**Exercise prompt:**
Below is a set of records. Repeat all of them exactly.

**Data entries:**
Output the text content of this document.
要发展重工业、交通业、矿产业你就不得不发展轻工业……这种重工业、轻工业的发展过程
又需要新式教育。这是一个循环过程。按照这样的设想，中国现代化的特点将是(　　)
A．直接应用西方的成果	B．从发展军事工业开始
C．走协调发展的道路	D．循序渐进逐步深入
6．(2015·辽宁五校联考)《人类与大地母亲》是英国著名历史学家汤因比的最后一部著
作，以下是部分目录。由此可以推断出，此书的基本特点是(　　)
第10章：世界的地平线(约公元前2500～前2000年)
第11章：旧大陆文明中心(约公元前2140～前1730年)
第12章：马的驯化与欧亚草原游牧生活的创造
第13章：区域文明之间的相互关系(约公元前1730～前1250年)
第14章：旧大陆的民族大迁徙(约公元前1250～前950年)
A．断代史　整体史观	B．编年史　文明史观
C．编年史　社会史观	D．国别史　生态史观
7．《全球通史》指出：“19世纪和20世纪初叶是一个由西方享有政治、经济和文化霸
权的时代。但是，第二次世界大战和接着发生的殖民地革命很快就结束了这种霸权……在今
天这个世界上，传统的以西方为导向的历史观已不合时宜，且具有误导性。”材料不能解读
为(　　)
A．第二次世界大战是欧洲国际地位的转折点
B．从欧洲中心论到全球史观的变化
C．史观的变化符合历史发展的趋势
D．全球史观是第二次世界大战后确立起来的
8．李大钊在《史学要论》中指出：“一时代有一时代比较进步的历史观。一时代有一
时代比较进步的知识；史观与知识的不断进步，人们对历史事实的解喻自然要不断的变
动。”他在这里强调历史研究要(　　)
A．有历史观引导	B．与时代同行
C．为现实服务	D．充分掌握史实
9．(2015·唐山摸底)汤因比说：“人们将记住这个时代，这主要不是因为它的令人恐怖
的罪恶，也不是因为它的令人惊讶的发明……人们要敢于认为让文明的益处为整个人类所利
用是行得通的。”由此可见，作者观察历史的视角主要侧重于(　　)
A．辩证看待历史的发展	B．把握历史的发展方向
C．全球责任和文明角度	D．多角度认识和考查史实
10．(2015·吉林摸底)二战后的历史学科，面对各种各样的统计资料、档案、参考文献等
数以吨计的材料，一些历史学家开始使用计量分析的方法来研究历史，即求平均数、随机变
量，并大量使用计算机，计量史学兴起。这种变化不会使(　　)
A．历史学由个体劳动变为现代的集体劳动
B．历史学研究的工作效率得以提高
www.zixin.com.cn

**Worked solution:**
Output the text content of this document.
要发展重工业、交通业、矿产业你就不得不发展轻工业……这种重工业、轻工业的发展过程
又需要新式教育。这是一个循环过程。按照这样的设想，中国现代化的特点将是(　　)
A．直接应用西方的成果	B．从发展军事工业开始
C．走协调发展的道路	D．循序渐进逐步深入
6．(2015·辽宁五校联考)《人类与大地母亲》是英国著名历史学家汤因比的最后一部著
作，以下是部分目录。由此可以推断出，此书的基本特点是(　　)
第10章：世界的地平线(约公元前2500～前2000年)
第11章：旧大陆文明中心(约公元前2140～前1730年)
第12章：马的驯化与欧亚草原游牧生活的创造
第13章：区域文明之间的相互关系(约公元前1730～前1250年)
第14章：旧大陆的民族大迁徙(约公元前1250～前950年)
A．断代史　整体史观	B．编年史　文明史观
C．编年史　社会史观	D．国别史　生态史观
7．《全球通史》指出：“19世纪和20世纪初叶是一个由西方享有政治、经济和文化霸
权的时代。但是，第二次世界大战和接着发生的殖民地革命很快就结束了这种霸权……在今
天这个世界上，传统的以西方为导向的历史观已不合时宜，且具有误导性。”材料不能解读
为(　　)
A．第二次世界大战是欧洲国际地位的转折点
B．从欧洲中心论到全球史观的变化
C．史观的变化符合历史发展的趋势
D．全球史观是第二次世界大战后确立起来的
8．李大钊在《史学要论》中指出：“一时代有一时代比较进步的历史观。一时代有一
时代比较进步的知识；史观与知识的不断进步，人们对历史事实的解喻自然要不断的变
动。”他在这里强调历史研究要(　　)
A．有历史观引导	B．与时代同行
C．为现实服务	D．充分掌握史实
9．(2015·唐山摸底)汤因比说：“人们将记住这个时代，这主要不是因为它的令人恐怖
的罪恶，也不是因为它的令人惊讶的发明……人们要敢于认为让文明的益处为整个人类所利
用是行得通的。”由此可见，作者观察历史的视角主要侧重于(　　)
A．辩证看待历史的发展	B．把握历史的发展方向
C．全球责任和文明角度	D．多角度认识和考查史实
10．(2015·吉林摸底)二战后的历史学科，面对各种各样的统计资料、档案、参考文献等
数以吨计的材料，一些历史学家开始使用计量分析的方法来研究历史，即求平均数、随机变
量，并大量使用计算机，计量史学兴起。这种变化不会使(　　)
A．历史学由个体劳动变为现代的集体劳动
B．历史学研究的工作效率得以提高
www.zixin.com.cn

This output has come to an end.